-- Records provided start --
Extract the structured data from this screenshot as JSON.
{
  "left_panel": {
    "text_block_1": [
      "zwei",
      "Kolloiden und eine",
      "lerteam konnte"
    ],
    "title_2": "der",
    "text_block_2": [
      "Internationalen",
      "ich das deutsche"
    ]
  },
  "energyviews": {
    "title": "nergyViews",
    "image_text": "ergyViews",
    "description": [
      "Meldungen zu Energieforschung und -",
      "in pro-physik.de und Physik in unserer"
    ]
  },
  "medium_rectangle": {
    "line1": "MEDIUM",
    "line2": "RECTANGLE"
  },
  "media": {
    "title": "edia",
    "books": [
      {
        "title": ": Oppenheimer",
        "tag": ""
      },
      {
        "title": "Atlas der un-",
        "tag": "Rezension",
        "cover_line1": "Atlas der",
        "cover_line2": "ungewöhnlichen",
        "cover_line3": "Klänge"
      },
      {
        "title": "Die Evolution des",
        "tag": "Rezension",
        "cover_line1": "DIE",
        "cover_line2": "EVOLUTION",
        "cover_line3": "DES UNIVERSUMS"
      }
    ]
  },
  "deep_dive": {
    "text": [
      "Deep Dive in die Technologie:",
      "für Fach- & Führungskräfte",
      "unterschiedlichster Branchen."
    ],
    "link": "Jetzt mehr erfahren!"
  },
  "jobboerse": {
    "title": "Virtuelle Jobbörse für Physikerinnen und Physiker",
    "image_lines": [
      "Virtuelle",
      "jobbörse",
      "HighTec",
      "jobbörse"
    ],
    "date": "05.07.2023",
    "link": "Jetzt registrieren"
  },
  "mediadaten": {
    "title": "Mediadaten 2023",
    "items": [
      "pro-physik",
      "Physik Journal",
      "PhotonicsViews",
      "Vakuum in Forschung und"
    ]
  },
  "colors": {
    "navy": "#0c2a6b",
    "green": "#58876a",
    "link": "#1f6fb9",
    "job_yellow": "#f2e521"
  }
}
-- Records provided end --
-- Records provided start --
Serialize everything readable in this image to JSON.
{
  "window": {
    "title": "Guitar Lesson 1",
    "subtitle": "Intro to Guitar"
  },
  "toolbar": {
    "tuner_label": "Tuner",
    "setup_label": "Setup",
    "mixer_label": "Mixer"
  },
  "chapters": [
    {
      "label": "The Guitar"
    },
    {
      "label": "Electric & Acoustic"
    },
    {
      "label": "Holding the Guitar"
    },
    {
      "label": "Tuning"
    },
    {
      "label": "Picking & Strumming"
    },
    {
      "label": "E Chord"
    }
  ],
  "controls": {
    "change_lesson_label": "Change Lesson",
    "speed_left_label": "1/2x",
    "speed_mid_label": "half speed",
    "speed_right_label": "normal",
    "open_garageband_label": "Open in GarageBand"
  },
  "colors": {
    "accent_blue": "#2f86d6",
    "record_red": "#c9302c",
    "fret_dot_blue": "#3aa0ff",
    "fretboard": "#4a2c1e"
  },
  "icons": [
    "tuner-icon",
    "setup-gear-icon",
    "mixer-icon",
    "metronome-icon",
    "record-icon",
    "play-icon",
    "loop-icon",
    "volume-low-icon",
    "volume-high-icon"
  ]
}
-- Records provided end --
> _Directions_:
How many lines in the listing above contain "Guitar"? Answer with the number alone.

> _Complete response_:
4